>> start Supplied entries

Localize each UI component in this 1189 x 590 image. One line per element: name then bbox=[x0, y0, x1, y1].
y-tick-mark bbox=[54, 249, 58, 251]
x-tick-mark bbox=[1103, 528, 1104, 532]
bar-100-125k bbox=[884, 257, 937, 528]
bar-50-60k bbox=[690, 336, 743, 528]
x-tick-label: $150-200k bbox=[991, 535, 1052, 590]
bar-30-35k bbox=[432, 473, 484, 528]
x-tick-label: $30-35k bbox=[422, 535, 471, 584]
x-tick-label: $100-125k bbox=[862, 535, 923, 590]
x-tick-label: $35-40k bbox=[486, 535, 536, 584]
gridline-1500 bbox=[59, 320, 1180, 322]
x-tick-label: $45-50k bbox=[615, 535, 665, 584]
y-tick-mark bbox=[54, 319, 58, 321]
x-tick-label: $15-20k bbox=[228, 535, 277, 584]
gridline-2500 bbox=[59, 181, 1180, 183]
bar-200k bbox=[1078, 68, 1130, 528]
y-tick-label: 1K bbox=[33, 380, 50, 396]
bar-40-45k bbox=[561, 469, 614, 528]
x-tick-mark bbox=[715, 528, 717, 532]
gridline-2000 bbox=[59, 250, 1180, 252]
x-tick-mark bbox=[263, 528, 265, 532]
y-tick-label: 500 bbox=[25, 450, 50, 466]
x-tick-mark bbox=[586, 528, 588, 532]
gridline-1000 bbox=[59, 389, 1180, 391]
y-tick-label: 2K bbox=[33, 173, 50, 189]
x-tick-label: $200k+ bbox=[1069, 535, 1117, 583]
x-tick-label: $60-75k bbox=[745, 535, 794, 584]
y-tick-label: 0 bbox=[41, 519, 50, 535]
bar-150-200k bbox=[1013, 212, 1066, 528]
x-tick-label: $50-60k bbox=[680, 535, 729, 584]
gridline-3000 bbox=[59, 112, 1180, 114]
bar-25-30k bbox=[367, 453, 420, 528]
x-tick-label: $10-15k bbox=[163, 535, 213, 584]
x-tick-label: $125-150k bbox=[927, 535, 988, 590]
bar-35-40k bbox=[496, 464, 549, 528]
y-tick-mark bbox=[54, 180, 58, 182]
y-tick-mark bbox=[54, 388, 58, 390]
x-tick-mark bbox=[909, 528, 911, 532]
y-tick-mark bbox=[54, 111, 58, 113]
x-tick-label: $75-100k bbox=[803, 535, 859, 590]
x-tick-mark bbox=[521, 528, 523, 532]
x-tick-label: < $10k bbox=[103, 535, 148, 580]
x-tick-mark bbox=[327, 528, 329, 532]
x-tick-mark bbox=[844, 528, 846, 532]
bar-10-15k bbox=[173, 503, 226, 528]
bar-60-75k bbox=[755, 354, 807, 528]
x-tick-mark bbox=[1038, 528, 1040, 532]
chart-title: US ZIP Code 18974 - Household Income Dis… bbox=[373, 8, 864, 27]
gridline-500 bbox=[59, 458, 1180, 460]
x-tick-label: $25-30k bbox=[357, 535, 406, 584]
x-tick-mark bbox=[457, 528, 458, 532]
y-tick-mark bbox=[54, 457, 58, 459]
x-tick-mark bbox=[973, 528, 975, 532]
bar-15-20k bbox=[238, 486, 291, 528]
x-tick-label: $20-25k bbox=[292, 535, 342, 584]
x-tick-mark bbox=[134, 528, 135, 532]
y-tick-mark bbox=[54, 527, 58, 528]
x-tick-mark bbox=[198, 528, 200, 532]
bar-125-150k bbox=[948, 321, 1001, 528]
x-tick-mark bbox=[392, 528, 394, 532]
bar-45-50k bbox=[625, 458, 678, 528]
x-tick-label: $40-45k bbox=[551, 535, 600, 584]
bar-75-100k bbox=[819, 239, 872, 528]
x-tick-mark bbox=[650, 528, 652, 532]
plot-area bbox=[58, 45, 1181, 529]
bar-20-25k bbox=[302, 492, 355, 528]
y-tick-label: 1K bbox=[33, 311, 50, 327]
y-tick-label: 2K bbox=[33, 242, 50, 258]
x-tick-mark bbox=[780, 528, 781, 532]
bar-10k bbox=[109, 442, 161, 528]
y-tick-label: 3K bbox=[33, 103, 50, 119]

>> end Supplied entries

_Problem details_
Return the lines from the very first one up to and including the line with "x-tick-label: $150-200k bbox=[991, 535, 1052, 590]", copied word for word and in the same order.

_Correct output_
Localize each UI component in this 1189 x 590 image. One line per element: name then bbox=[x0, y0, x1, y1].
y-tick-mark bbox=[54, 249, 58, 251]
x-tick-mark bbox=[1103, 528, 1104, 532]
bar-100-125k bbox=[884, 257, 937, 528]
bar-50-60k bbox=[690, 336, 743, 528]
x-tick-label: $150-200k bbox=[991, 535, 1052, 590]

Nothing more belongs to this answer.